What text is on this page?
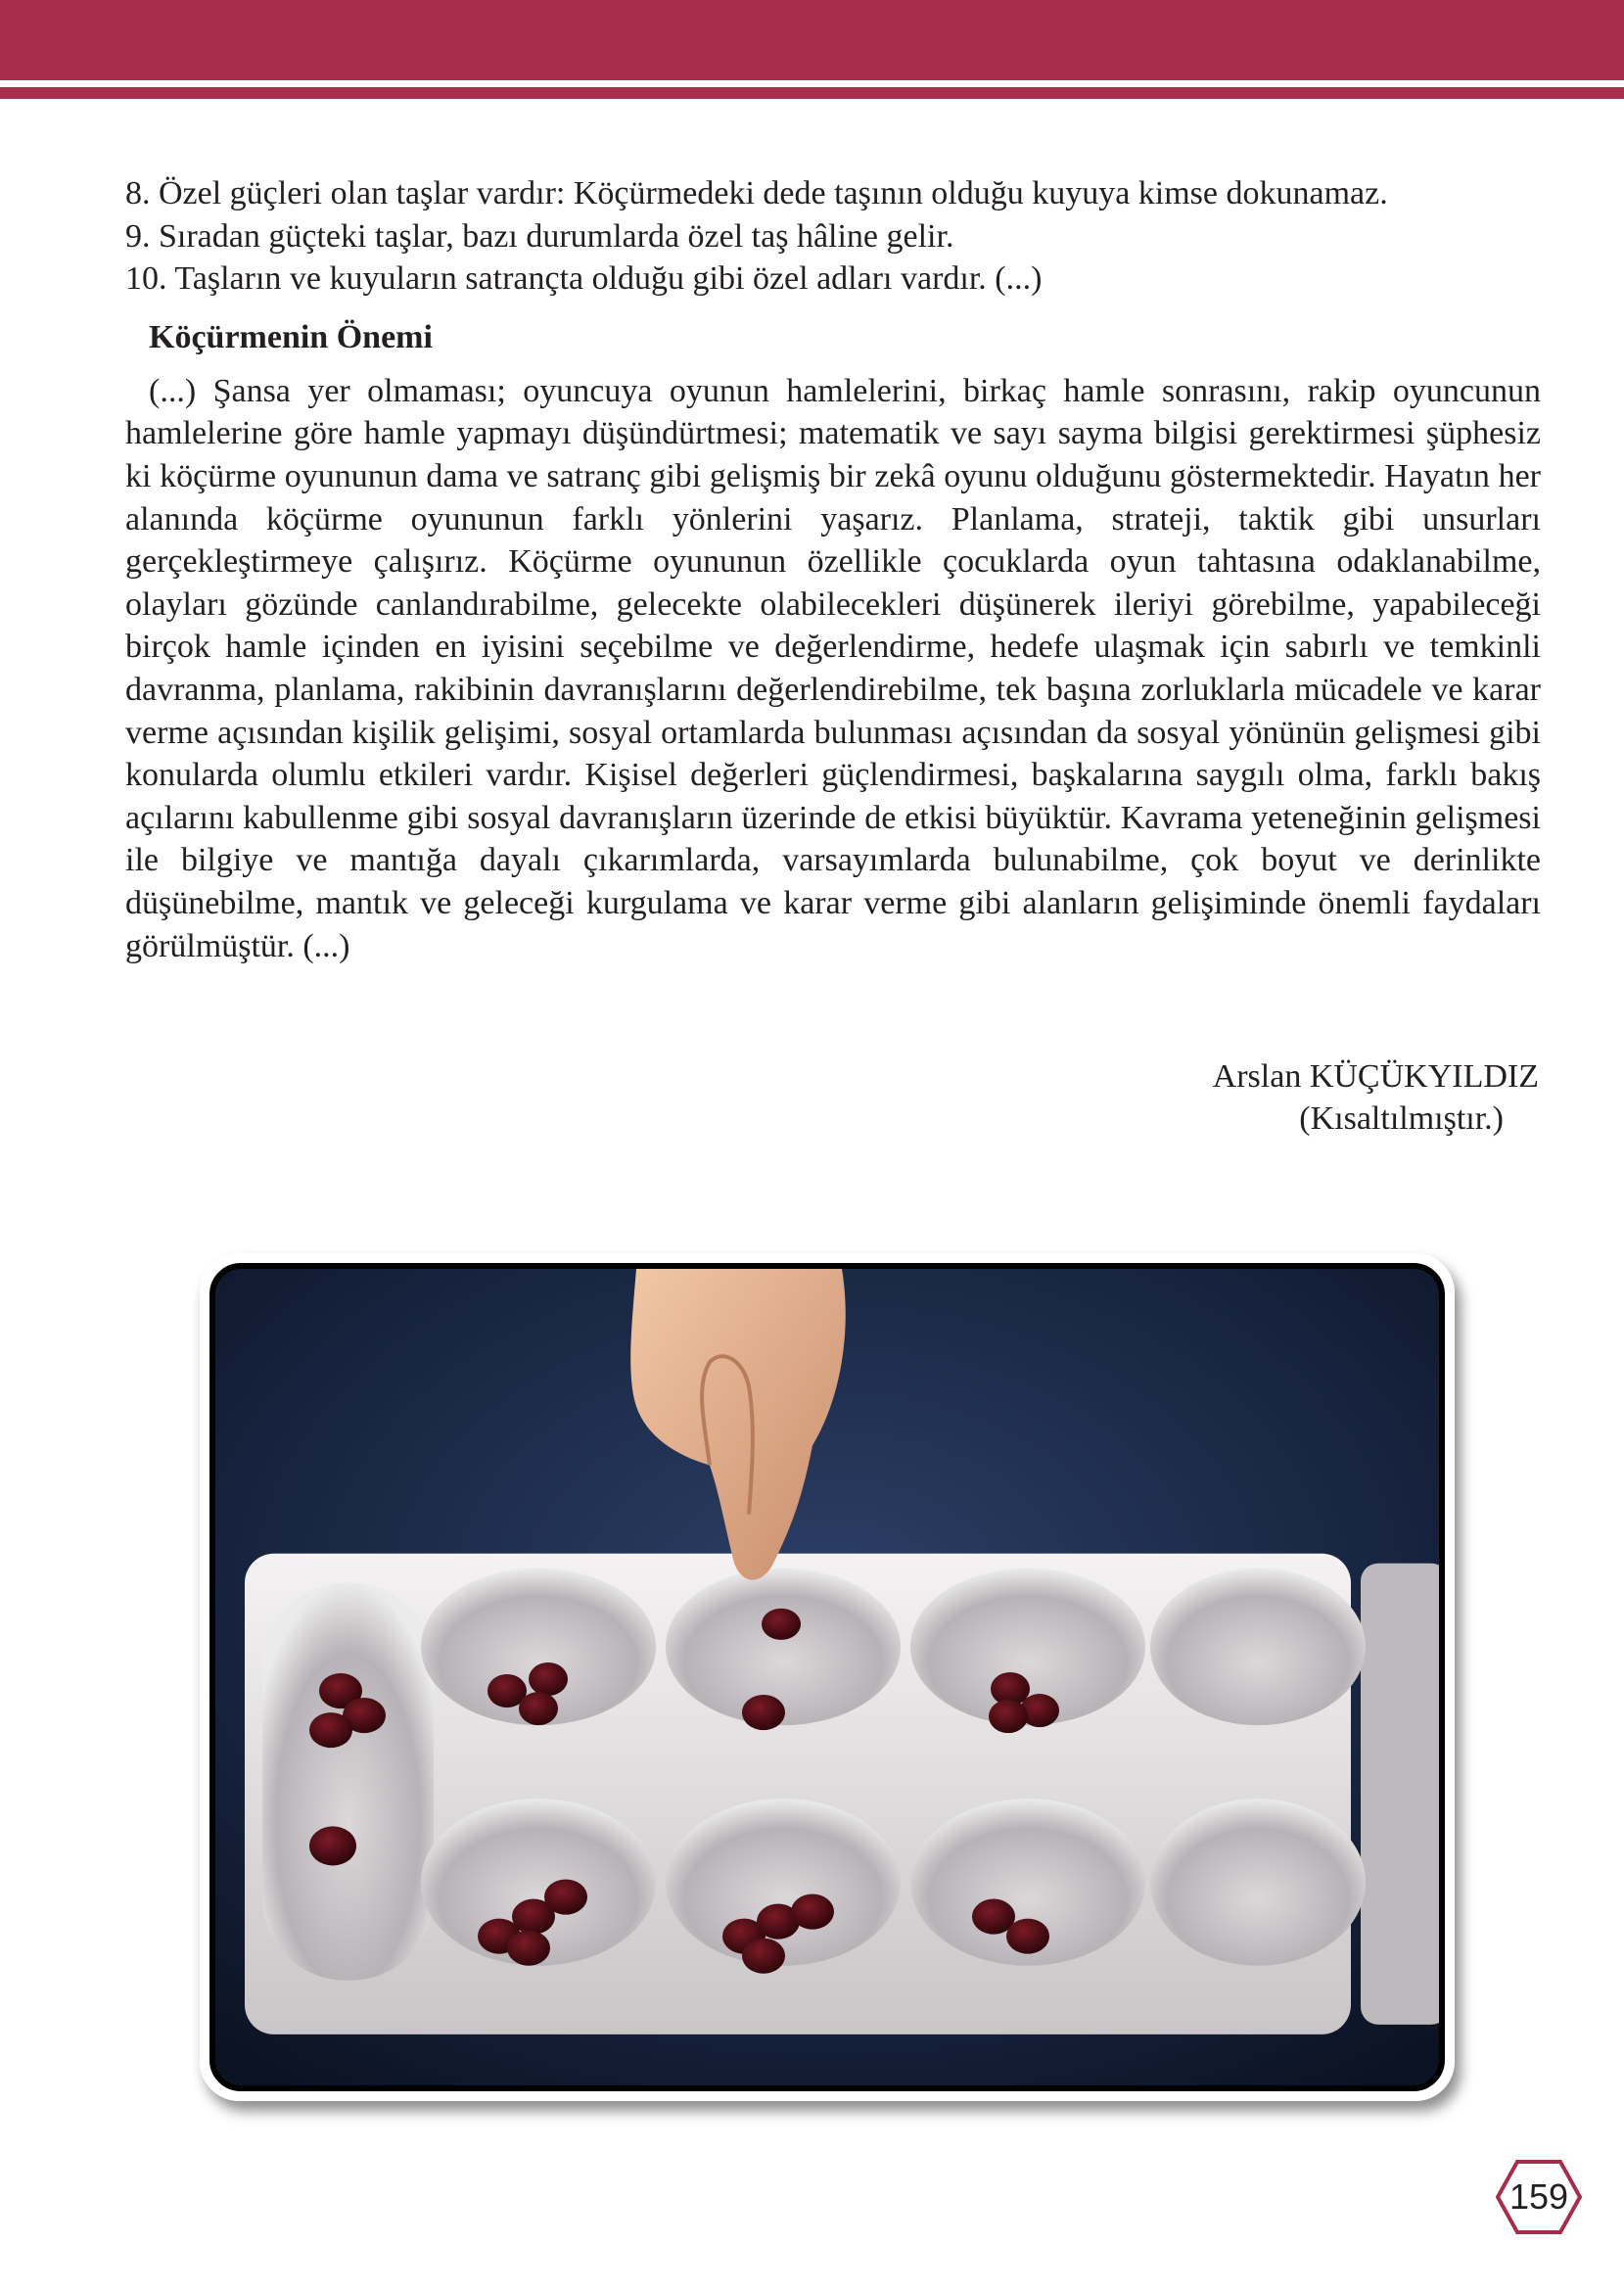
8. Özel güçleri olan taşlar vardır: Köçürmedeki dede taşının olduğu kuyuya kimse dokunamaz.

9. Sıradan güçteki taşlar, bazı durumlarda özel taş hâline gelir.

10. Taşların ve kuyuların satrançta olduğu gibi özel adları vardır. (...)

Köçürmenin Önemi

(...) Şansa yer olmaması; oyuncuya oyunun hamlelerini, birkaç hamle sonrasını, rakip oyuncunun hamlelerine göre hamle yapmayı düşündürtmesi; matematik ve sayı sayma bilgisi gerektirmesi şüphesiz ki köçürme oyununun dama ve satranç gibi gelişmiş bir zekâ oyunu olduğunu göstermektedir. Hayatın her alanında köçürme oyununun farklı yönlerini yaşarız. Planlama, strateji, taktik gibi unsurları gerçekleştirmeye çalışırız. Köçürme oyununun özellikle çocuklarda oyun tahtasına odaklanabilme, olayları gözünde canlandırabilme, gelecekte olabilecekleri düşünerek ileriyi görebilme, yapabileceği birçok hamle içinden en iyisini seçebilme ve değerlendirme, hedefe ulaşmak için sabırlı ve temkinli davranma, planlama, rakibinin davranışlarını değerlendirebilme, tek başına zorluklarla mücadele ve karar verme açısından kişilik gelişimi, sosyal ortamlarda bulunması açısından da sosyal yönünün gelişmesi gibi konularda olumlu etkileri vardır. Kişisel değerleri güçlendirmesi, başkalarına saygılı olma, farklı bakış açılarını kabullenme gibi sosyal davranışların üzerinde de etkisi büyüktür. Kavrama yeteneğinin gelişmesi ile bilgiye ve mantığa dayalı çıkarımlarda, varsayımlarda bulunabilme, çok boyut ve derinlikte düşünebilme, mantık ve geleceği kurgulama ve karar verme gibi alanların gelişiminde önemli faydaları görülmüştür. (...)

Arslan KÜÇÜKYILDIZ

(Kısaltılmıştır.)
159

Direction: Give back every line exactly as it stands, pictures excluded.

Final answer:
What text is on this page?
8. Özel güçleri olan taşlar vardır: Köçürmedeki dede taşının olduğu kuyuya kimse dokunamaz.

9. Sıradan güçteki taşlar, bazı durumlarda özel taş hâline gelir.

10. Taşların ve kuyuların satrançta olduğu gibi özel adları vardır. (...)

Köçürmenin Önemi

(...) Şansa yer olmaması; oyuncuya oyunun hamlelerini, birkaç hamle sonrasını, rakip oyuncunun hamlelerine göre hamle yapmayı düşündürtmesi; matematik ve sayı sayma bilgisi gerektirmesi şüphesiz ki köçürme oyununun dama ve satranç gibi gelişmiş bir zekâ oyunu olduğunu göstermektedir. Hayatın her alanında köçürme oyununun farklı yönlerini yaşarız. Planlama, strateji, taktik gibi unsurları gerçekleştirmeye çalışırız. Köçürme oyununun özellikle çocuklarda oyun tahtasına odaklanabilme, olayları gözünde canlandırabilme, gelecekte olabilecekleri düşünerek ileriyi görebilme, yapabileceği birçok hamle içinden en iyisini seçebilme ve değerlendirme, hedefe ulaşmak için sabırlı ve temkinli davranma, planlama, rakibinin davranışlarını değerlendirebilme, tek başına zorluklarla mücadele ve karar verme açısından kişilik gelişimi, sosyal ortamlarda bulunması açısından da sosyal yönünün gelişmesi gibi konularda olumlu etkileri vardır. Kişisel değerleri güçlendirmesi, başkalarına saygılı olma, farklı bakış açılarını kabullenme gibi sosyal davranışların üzerinde de etkisi büyüktür. Kavrama yeteneğinin gelişmesi ile bilgiye ve mantığa dayalı çıkarımlarda, varsayımlarda bulunabilme, çok boyut ve derinlikte düşünebilme, mantık ve geleceği kurgulama ve karar verme gibi alanların gelişiminde önemli faydaları görülmüştür. (...)

Arslan KÜÇÜKYILDIZ

(Kısaltılmıştır.)
159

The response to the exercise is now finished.